--- START RECORDS ---

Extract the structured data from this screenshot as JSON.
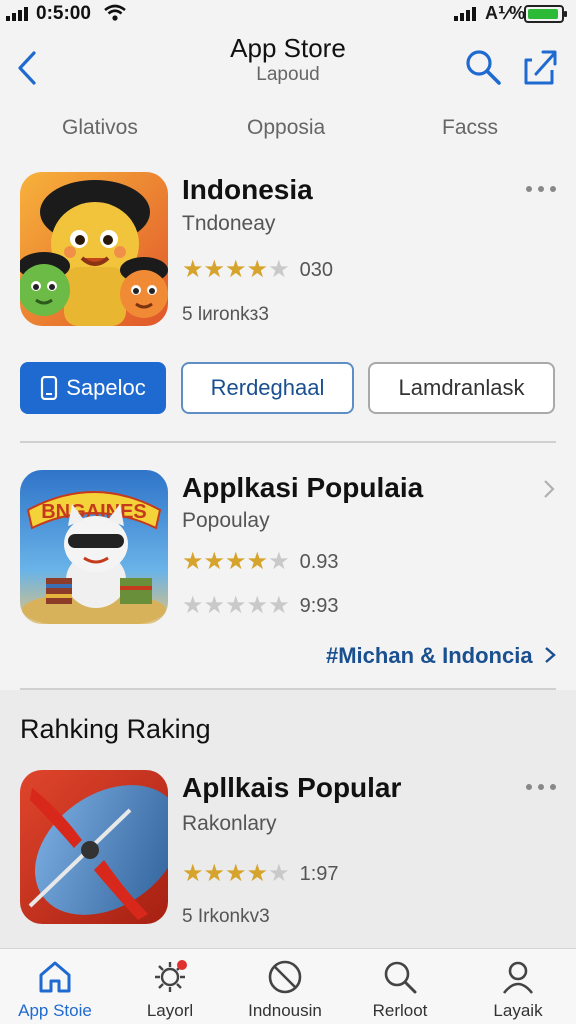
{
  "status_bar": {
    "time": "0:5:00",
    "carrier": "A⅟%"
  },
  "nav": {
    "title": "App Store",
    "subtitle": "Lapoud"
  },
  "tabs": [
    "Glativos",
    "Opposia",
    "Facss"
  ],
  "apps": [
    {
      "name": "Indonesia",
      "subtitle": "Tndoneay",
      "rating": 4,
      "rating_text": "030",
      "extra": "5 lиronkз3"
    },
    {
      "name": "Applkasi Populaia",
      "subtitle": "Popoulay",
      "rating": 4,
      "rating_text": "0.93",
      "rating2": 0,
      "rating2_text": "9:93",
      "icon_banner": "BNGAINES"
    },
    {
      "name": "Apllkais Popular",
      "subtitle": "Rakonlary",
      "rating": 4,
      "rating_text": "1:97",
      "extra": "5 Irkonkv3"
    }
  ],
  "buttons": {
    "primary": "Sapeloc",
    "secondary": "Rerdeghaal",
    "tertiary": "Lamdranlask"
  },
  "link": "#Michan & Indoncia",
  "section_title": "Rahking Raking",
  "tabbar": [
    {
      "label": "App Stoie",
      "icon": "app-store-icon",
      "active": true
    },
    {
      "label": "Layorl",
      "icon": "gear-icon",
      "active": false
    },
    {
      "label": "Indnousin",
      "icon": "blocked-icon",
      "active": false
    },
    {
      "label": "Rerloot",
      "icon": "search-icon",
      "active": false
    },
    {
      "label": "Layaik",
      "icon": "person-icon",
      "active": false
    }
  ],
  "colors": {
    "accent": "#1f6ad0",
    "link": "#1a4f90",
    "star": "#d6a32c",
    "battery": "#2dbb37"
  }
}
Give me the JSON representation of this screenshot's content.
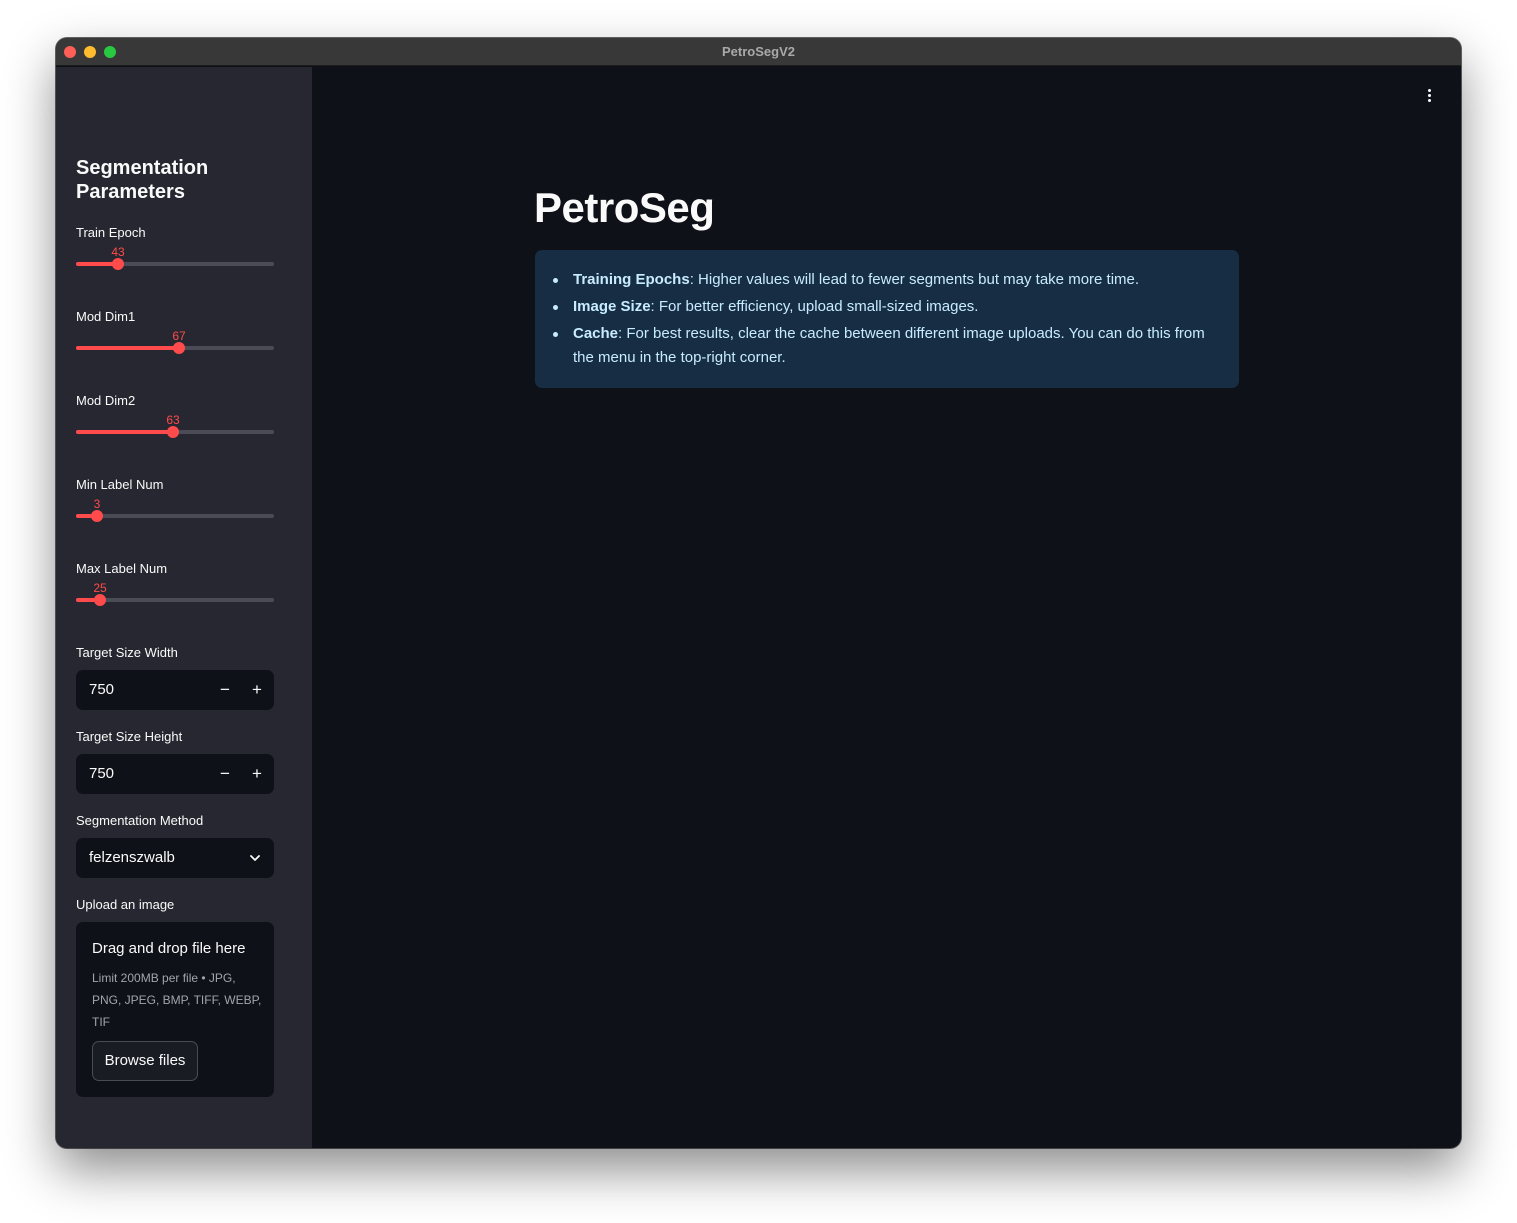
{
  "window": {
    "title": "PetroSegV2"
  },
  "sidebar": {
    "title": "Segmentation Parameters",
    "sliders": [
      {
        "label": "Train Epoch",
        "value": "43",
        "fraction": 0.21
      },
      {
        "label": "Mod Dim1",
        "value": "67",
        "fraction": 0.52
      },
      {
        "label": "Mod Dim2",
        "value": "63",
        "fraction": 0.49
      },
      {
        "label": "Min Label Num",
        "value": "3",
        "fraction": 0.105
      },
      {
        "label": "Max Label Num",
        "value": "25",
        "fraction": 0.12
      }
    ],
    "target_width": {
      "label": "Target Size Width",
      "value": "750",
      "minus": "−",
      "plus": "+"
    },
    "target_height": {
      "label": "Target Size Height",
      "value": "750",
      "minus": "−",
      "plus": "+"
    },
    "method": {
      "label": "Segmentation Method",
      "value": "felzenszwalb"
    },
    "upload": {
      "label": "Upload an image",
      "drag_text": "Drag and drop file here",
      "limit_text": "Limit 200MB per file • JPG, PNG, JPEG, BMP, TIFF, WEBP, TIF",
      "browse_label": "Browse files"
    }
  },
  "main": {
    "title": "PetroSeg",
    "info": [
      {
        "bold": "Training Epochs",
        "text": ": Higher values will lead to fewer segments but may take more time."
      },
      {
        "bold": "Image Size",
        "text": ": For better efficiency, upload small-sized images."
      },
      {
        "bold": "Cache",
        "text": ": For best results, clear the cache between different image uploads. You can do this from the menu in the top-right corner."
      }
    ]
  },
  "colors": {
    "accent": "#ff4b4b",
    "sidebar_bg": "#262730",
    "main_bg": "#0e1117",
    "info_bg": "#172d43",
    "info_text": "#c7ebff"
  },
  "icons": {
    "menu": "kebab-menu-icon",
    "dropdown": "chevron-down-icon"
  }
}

--- END RECORDS ---
--- START RECORDS ---

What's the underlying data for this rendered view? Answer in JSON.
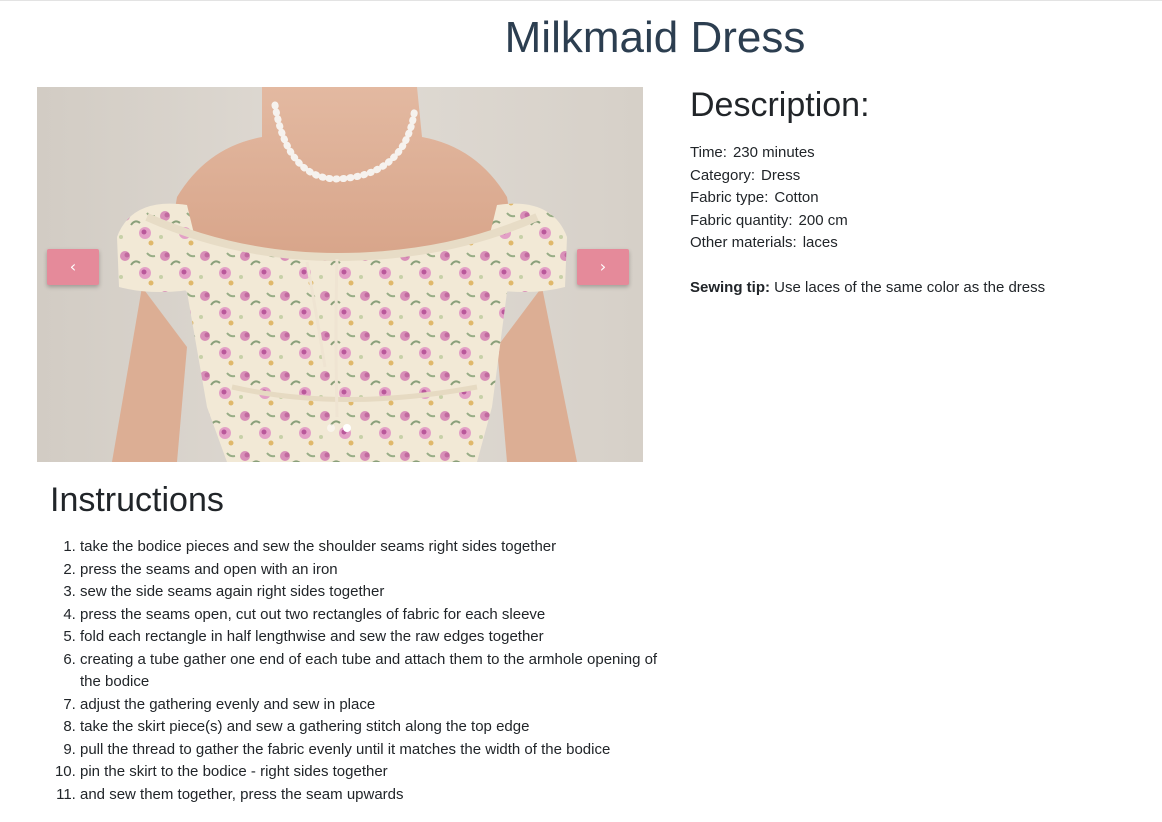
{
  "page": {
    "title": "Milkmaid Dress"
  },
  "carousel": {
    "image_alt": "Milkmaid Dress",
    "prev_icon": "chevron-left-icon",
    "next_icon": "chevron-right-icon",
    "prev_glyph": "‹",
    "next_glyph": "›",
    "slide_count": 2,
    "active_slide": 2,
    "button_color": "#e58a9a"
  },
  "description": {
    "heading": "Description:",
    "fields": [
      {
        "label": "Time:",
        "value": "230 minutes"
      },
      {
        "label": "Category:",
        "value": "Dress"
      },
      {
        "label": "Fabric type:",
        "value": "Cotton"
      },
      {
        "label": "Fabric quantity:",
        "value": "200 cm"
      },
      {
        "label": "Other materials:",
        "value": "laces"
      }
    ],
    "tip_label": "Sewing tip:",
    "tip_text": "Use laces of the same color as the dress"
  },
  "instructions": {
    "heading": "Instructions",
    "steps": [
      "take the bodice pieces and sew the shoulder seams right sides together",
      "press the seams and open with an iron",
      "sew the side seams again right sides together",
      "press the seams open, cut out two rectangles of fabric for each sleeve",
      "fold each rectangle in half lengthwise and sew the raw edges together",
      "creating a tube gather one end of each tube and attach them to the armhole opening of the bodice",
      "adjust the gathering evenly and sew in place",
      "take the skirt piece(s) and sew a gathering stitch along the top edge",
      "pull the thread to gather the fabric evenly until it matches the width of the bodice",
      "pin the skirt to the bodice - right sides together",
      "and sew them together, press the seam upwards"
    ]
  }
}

--- END RECORDS ---

**GOAL OF THE EXERCISE:**
Look through the entries above; copy each line where the string "laces" appears.

**RESPONSE TO THE EXERCISE:**
        "value": "laces"
    "tip_text": "Use laces of the same color as the dress"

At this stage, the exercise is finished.